● Exercise directions: Please give the entries again in full and exactly, without any picture.

● A run of records:
▼▼▼
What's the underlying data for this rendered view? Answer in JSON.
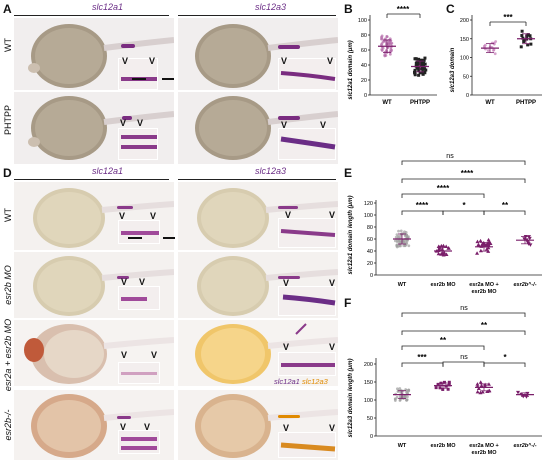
{
  "panels": {
    "A": {
      "letter": "A",
      "gene_left": "slc12a1",
      "gene_right": "slc12a3",
      "row1": "WT",
      "row2": "PHTPP"
    },
    "B": {
      "letter": "B",
      "ylabel": "slc12a1 domain (μm)",
      "sig": "****",
      "categories": [
        "WT",
        "PHTPP"
      ],
      "yticks": [
        "0",
        "20",
        "40",
        "60",
        "80",
        "100"
      ]
    },
    "C": {
      "letter": "C",
      "ylabel": "slc12a3 domain",
      "sig": "***",
      "categories": [
        "WT",
        "PHTPP"
      ],
      "yticks": [
        "0",
        "50",
        "100",
        "150",
        "200"
      ]
    },
    "D": {
      "letter": "D",
      "gene_left": "slc12a1",
      "gene_right": "slc12a3",
      "row1": "WT",
      "row2": "esr2b MO",
      "row3": "esr2a + esr2b MO",
      "row4": "esr2b-/-",
      "legend_a": "slc12a1",
      "legend_b": "slc12a3"
    },
    "E": {
      "letter": "E",
      "ylabel": "slc12a1 domain length (μm)",
      "yticks": [
        "0",
        "20",
        "40",
        "60",
        "80",
        "100",
        "120"
      ],
      "categories": [
        "WT",
        "esr2b MO",
        "esr2a MO +",
        "esr2b^-/-"
      ],
      "cat3_line2": "esr2b MO",
      "sig_top": "ns",
      "sig_2": "****",
      "sig_3": "****",
      "sig_4": "****",
      "sig_5": "*",
      "sig_6": "**"
    },
    "F": {
      "letter": "F",
      "ylabel": "slc12a3 domain length (μm)",
      "yticks": [
        "0",
        "50",
        "100",
        "150",
        "200"
      ],
      "categories": [
        "WT",
        "esr2b MO",
        "esr2a MO +",
        "esr2b^-/-"
      ],
      "cat3_line2": "esr2b MO",
      "sig_top": "ns",
      "sig_2": "**",
      "sig_3": "**",
      "sig_4": "***",
      "sig_5": "ns",
      "sig_6": "*"
    }
  },
  "chart_data": [
    {
      "type": "scatter",
      "title": "",
      "ylabel": "slc12a1 domain (μm)",
      "categories": [
        "WT",
        "PHTPP"
      ],
      "ylim": [
        0,
        100
      ],
      "series": [
        {
          "values": [
            65,
            38
          ]
        }
      ],
      "mean": [
        65,
        38
      ]
    },
    {
      "type": "scatter",
      "title": "",
      "ylabel": "slc12a3 domain",
      "categories": [
        "WT",
        "PHTPP"
      ],
      "ylim": [
        0,
        200
      ],
      "series": [
        {
          "values": [
            125,
            150
          ]
        }
      ],
      "mean": [
        125,
        150
      ]
    },
    {
      "type": "scatter",
      "title": "",
      "ylabel": "slc12a1 domain length (μm)",
      "categories": [
        "WT",
        "esr2b MO",
        "esr2a MO + esr2b MO",
        "esr2b-/-"
      ],
      "ylim": [
        0,
        120
      ],
      "series": [
        {
          "values": [
            60,
            40,
            47,
            58
          ]
        }
      ],
      "mean": [
        60,
        40,
        47,
        58
      ]
    },
    {
      "type": "scatter",
      "title": "",
      "ylabel": "slc12a3 domain length (μm)",
      "categories": [
        "WT",
        "esr2b MO",
        "esr2a MO + esr2b MO",
        "esr2b-/-"
      ],
      "ylim": [
        0,
        200
      ],
      "series": [
        {
          "values": [
            115,
            140,
            135,
            115
          ]
        }
      ],
      "mean": [
        115,
        140,
        135,
        115
      ]
    }
  ]
}
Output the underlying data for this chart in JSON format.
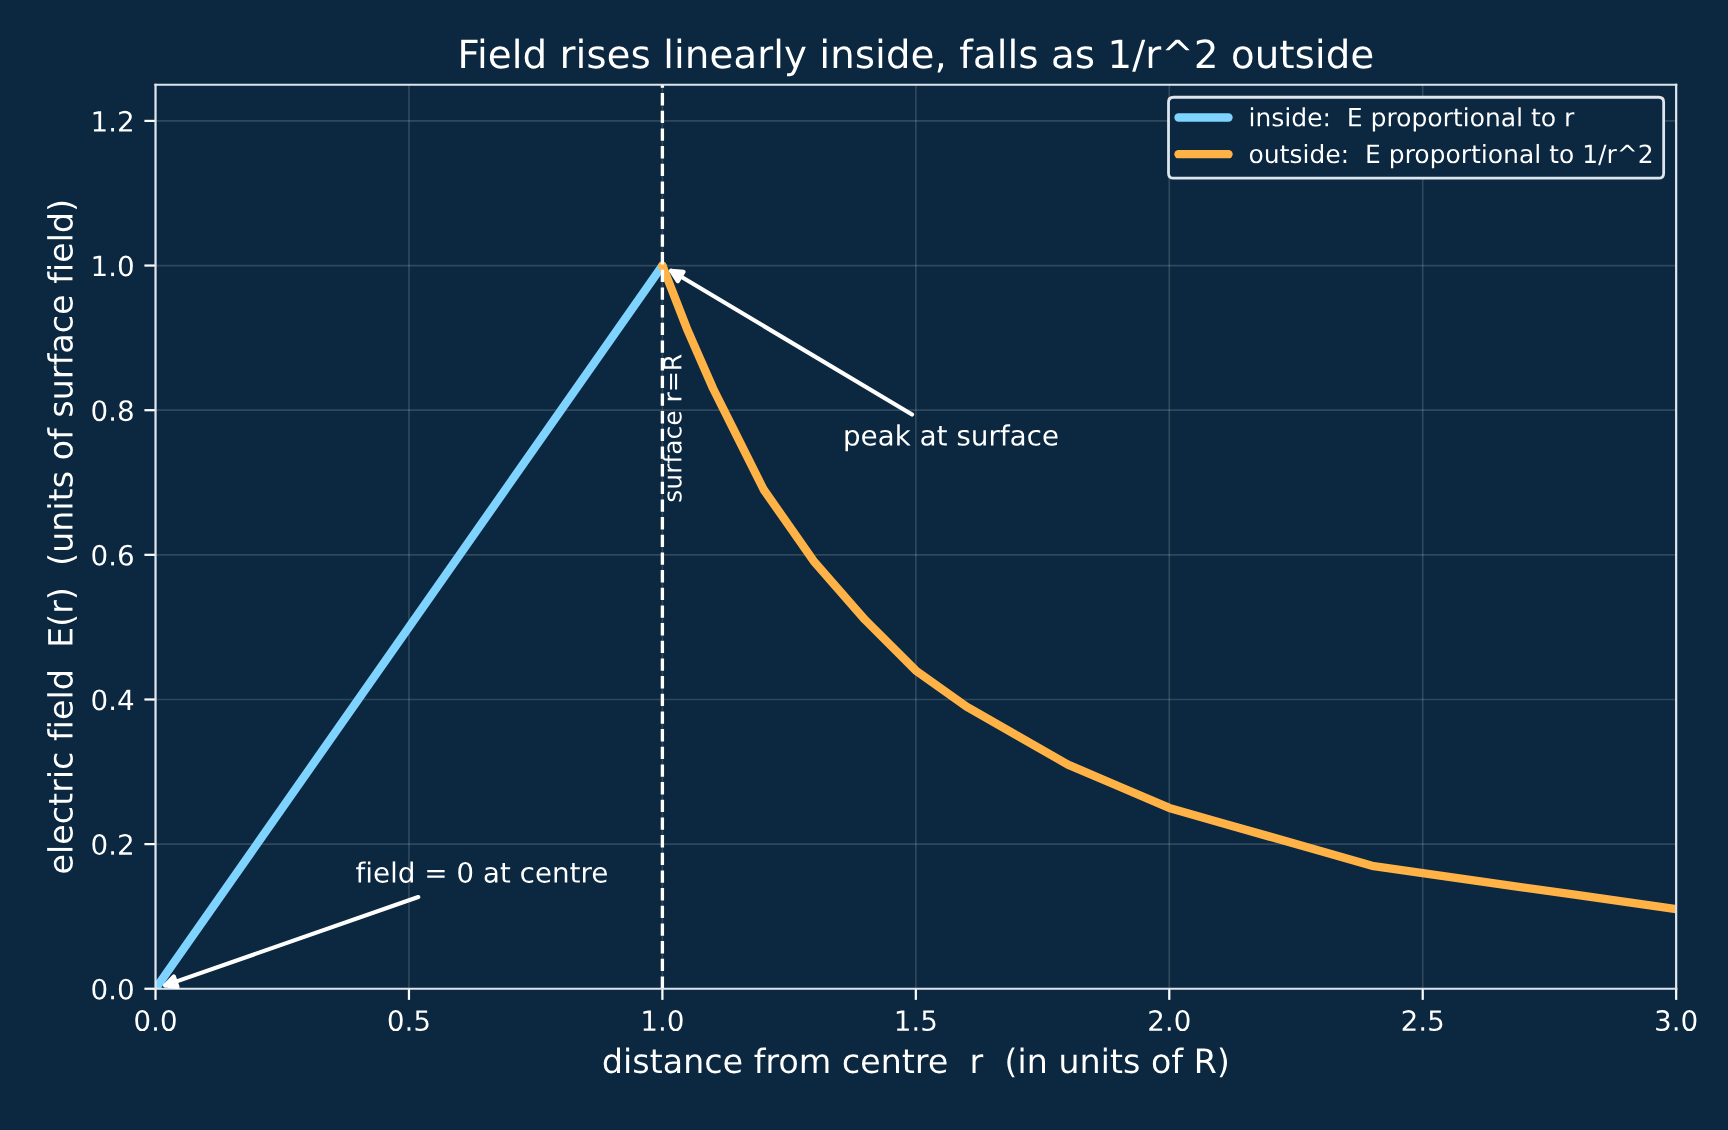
{
  "chart_data": {
    "type": "line",
    "title": "Field rises linearly inside, falls as 1/r^2 outside",
    "xlabel": "distance from centre  r  (in units of R)",
    "ylabel": "electric field  E(r)  (units of surface field)",
    "series": [
      {
        "name": "inside:  E proportional to r",
        "color": "#7fd3ff",
        "x": [
          0,
          1
        ],
        "values": [
          0,
          1
        ]
      },
      {
        "name": "outside:  E proportional to 1/r^2",
        "color": "#ffb347",
        "x": [
          1,
          1.05,
          1.1,
          1.15,
          1.2,
          1.25,
          1.3,
          1.4,
          1.5,
          1.6,
          1.7,
          1.8,
          1.9,
          2,
          2.1,
          2.2,
          2.3,
          2.4,
          2.5,
          2.6,
          2.7,
          2.8,
          2.9,
          3
        ],
        "values": [
          1,
          0.91,
          0.83,
          0.76,
          0.69,
          0.64,
          0.59,
          0.51,
          0.44,
          0.39,
          0.35,
          0.31,
          0.28,
          0.25,
          0.23,
          0.21,
          0.19,
          0.17,
          0.16,
          0.15,
          0.14,
          0.13,
          0.12,
          0.11
        ]
      }
    ],
    "xlim": [
      0,
      3
    ],
    "xticks": [
      {
        "value": 0,
        "label": "0.0"
      },
      0.5,
      {
        "value": 1,
        "label": "1.0"
      },
      1.5,
      {
        "value": 2,
        "label": "2.0"
      },
      2.5,
      {
        "value": 3,
        "label": "3.0"
      }
    ],
    "ylim": [
      0,
      1.25
    ],
    "yticks": [
      {
        "value": 0,
        "label": "0.0"
      },
      0.2,
      0.4,
      0.6,
      0.8,
      {
        "value": 1,
        "label": "1.0"
      },
      1.2
    ],
    "ref_lines": [
      {
        "axis": "x",
        "value": 1,
        "label": "surface r=R",
        "color": "#ffffff",
        "line_style": "dashed"
      }
    ],
    "annotations": [
      {
        "text": "peak at surface",
        "x": 1,
        "y": 1
      },
      {
        "text": "field = 0 at centre",
        "x": 0,
        "y": 0
      }
    ],
    "grid": true,
    "legend": "top right",
    "marker": "none",
    "line_style": "solid"
  }
}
▲▲▲
● Output for this exercise:
What's the underlying data for this rendered view? Answer in JSON.
{
  "panels": {
    "A": {
      "letter": "A",
      "gene_left": "slc12a1",
      "gene_right": "slc12a3",
      "row1": "WT",
      "row2": "PHTPP"
    },
    "B": {
      "letter": "B",
      "ylabel": "slc12a1 domain (μm)",
      "sig": "****",
      "categories": [
        "WT",
        "PHTPP"
      ],
      "yticks": [
        "0",
        "20",
        "40",
        "60",
        "80",
        "100"
      ]
    },
    "C": {
      "letter": "C",
      "ylabel": "slc12a3 domain",
      "sig": "***",
      "categories": [
        "WT",
        "PHTPP"
      ],
      "yticks": [
        "0",
        "50",
        "100",
        "150",
        "200"
      ]
    },
    "D": {
      "letter": "D",
      "gene_left": "slc12a1",
      "gene_right": "slc12a3",
      "row1": "WT",
      "row2": "esr2b MO",
      "row3": "esr2a + esr2b MO",
      "row4": "esr2b-/-",
      "legend_a": "slc12a1",
      "legend_b": "slc12a3"
    },
    "E": {
      "letter": "E",
      "ylabel": "slc12a1 domain length (μm)",
      "yticks": [
        "0",
        "20",
        "40",
        "60",
        "80",
        "100",
        "120"
      ],
      "categories": [
        "WT",
        "esr2b MO",
        "esr2a MO +",
        "esr2b^-/-"
      ],
      "cat3_line2": "esr2b MO",
      "sig_top": "ns",
      "sig_2": "****",
      "sig_3": "****",
      "sig_4": "****",
      "sig_5": "*",
      "sig_6": "**"
    },
    "F": {
      "letter": "F",
      "ylabel": "slc12a3 domain length (μm)",
      "yticks": [
        "0",
        "50",
        "100",
        "150",
        "200"
      ],
      "categories": [
        "WT",
        "esr2b MO",
        "esr2a MO +",
        "esr2b^-/-"
      ],
      "cat3_line2": "esr2b MO",
      "sig_top": "ns",
      "sig_2": "**",
      "sig_3": "**",
      "sig_4": "***",
      "sig_5": "ns",
      "sig_6": "*"
    }
  },
  "chart_data": [
    {
      "type": "scatter",
      "title": "",
      "ylabel": "slc12a1 domain (μm)",
      "categories": [
        "WT",
        "PHTPP"
      ],
      "ylim": [
        0,
        100
      ],
      "series": [
        {
          "values": [
            65,
            38
          ]
        }
      ],
      "mean": [
        65,
        38
      ]
    },
    {
      "type": "scatter",
      "title": "",
      "ylabel": "slc12a3 domain",
      "categories": [
        "WT",
        "PHTPP"
      ],
      "ylim": [
        0,
        200
      ],
      "series": [
        {
          "values": [
            125,
            150
          ]
        }
      ],
      "mean": [
        125,
        150
      ]
    },
    {
      "type": "scatter",
      "title": "",
      "ylabel": "slc12a1 domain length (μm)",
      "categories": [
        "WT",
        "esr2b MO",
        "esr2a MO + esr2b MO",
        "esr2b-/-"
      ],
      "ylim": [
        0,
        120
      ],
      "series": [
        {
          "values": [
            60,
            40,
            47,
            58
          ]
        }
      ],
      "mean": [
        60,
        40,
        47,
        58
      ]
    },
    {
      "type": "scatter",
      "title": "",
      "ylabel": "slc12a3 domain length (μm)",
      "categories": [
        "WT",
        "esr2b MO",
        "esr2a MO + esr2b MO",
        "esr2b-/-"
      ],
      "ylim": [
        0,
        200
      ],
      "series": [
        {
          "values": [
            115,
            140,
            135,
            115
          ]
        }
      ],
      "mean": [
        115,
        140,
        135,
        115
      ]
    }
  ]
}
Output the underlying data for this chart in JSON format.
{
  "chart_data": {
    "type": "line",
    "title": "Field rises linearly inside, falls as 1/r^2 outside",
    "xlabel": "distance from centre  r  (in units of R)",
    "ylabel": "electric field  E(r)  (units of surface field)",
    "series": [
      {
        "name": "inside:  E proportional to r",
        "color": "#7fd3ff",
        "x": [
          0,
          1
        ],
        "values": [
          0,
          1
        ]
      },
      {
        "name": "outside:  E proportional to 1/r^2",
        "color": "#ffb347",
        "x": [
          1,
          1.05,
          1.1,
          1.15,
          1.2,
          1.25,
          1.3,
          1.4,
          1.5,
          1.6,
          1.7,
          1.8,
          1.9,
          2,
          2.1,
          2.2,
          2.3,
          2.4,
          2.5,
          2.6,
          2.7,
          2.8,
          2.9,
          3
        ],
        "values": [
          1,
          0.91,
          0.83,
          0.76,
          0.69,
          0.64,
          0.59,
          0.51,
          0.44,
          0.39,
          0.35,
          0.31,
          0.28,
          0.25,
          0.23,
          0.21,
          0.19,
          0.17,
          0.16,
          0.15,
          0.14,
          0.13,
          0.12,
          0.11
        ]
      }
    ],
    "xlim": [
      0,
      3
    ],
    "xticks": [
      {
        "value": 0,
        "label": "0.0"
      },
      0.5,
      {
        "value": 1,
        "label": "1.0"
      },
      1.5,
      {
        "value": 2,
        "label": "2.0"
      },
      2.5,
      {
        "value": 3,
        "label": "3.0"
      }
    ],
    "ylim": [
      0,
      1.25
    ],
    "yticks": [
      {
        "value": 0,
        "label": "0.0"
      },
      0.2,
      0.4,
      0.6,
      0.8,
      {
        "value": 1,
        "label": "1.0"
      },
      1.2
    ],
    "ref_lines": [
      {
        "axis": "x",
        "value": 1,
        "label": "surface r=R",
        "color": "#ffffff",
        "line_style": "dashed"
      }
    ],
    "annotations": [
      {
        "text": "peak at surface",
        "x": 1,
        "y": 1
      },
      {
        "text": "field = 0 at centre",
        "x": 0,
        "y": 0
      }
    ],
    "grid": true,
    "legend": "top right",
    "marker": "none",
    "line_style": "solid"
  }
}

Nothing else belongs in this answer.